In the records that follow, locate every line with "personen" and extract it.
***** RECORDS SHOWN
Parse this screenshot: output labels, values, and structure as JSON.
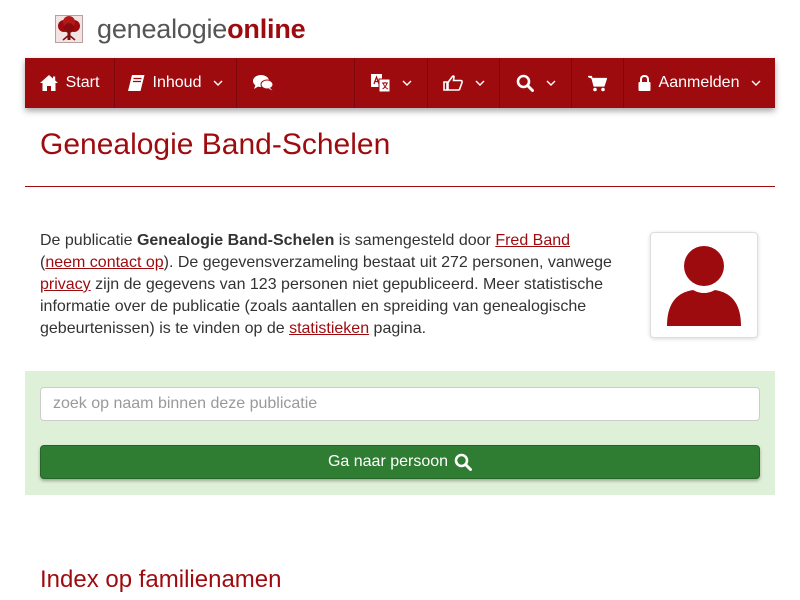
{
  "brand": {
    "name_light": "genealogie",
    "name_bold": "online",
    "logo_icon": "tree-icon",
    "accent_color": "#9e0b0f"
  },
  "navbar": {
    "start": "Start",
    "inhoud": "Inhoud",
    "aanmelden": "Aanmelden",
    "icons": [
      "home-icon",
      "book-icon",
      "comments-icon",
      "language-icon",
      "thumbs-up-icon",
      "search-icon",
      "cart-icon",
      "lock-icon"
    ]
  },
  "page": {
    "title": "Genealogie Band-Schelen"
  },
  "intro": {
    "t1": "De publicatie ",
    "pub_name": "Genealogie Band-Schelen",
    "t2": " is samengesteld door ",
    "author": "Fred Band",
    "t3": "(",
    "contact": "neem contact op",
    "t4": "). De gegevensverzameling bestaat uit 272 personen, vanwege ",
    "privacy": "privacy",
    "t5": " zijn de gegevens van 123 personen niet gepubliceerd. Meer statistische informatie over de publicatie (zoals aantallen en spreiding van genealogische gebeurtenissen) is te vinden op de ",
    "stats": "statistieken",
    "t6": " pagina."
  },
  "search": {
    "placeholder": "zoek op naam binnen deze publicatie",
    "value": "",
    "button_label": "Ga naar persoon",
    "panel_color": "#dff0d8",
    "button_color": "#2e7d32"
  },
  "sections": {
    "index_title": "Index op familienamen"
  }
}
**********
## [RESPONSE BELOW]
    "t4": "). De gegevensverzameling bestaat uit 272 personen, vanwege ",
    "t5": " zijn de gegevens van 123 personen niet gepubliceerd. Meer statistische informatie over de publicatie (zoals aantallen en spreiding van genealogische gebeurtenissen) is te vinden op de ",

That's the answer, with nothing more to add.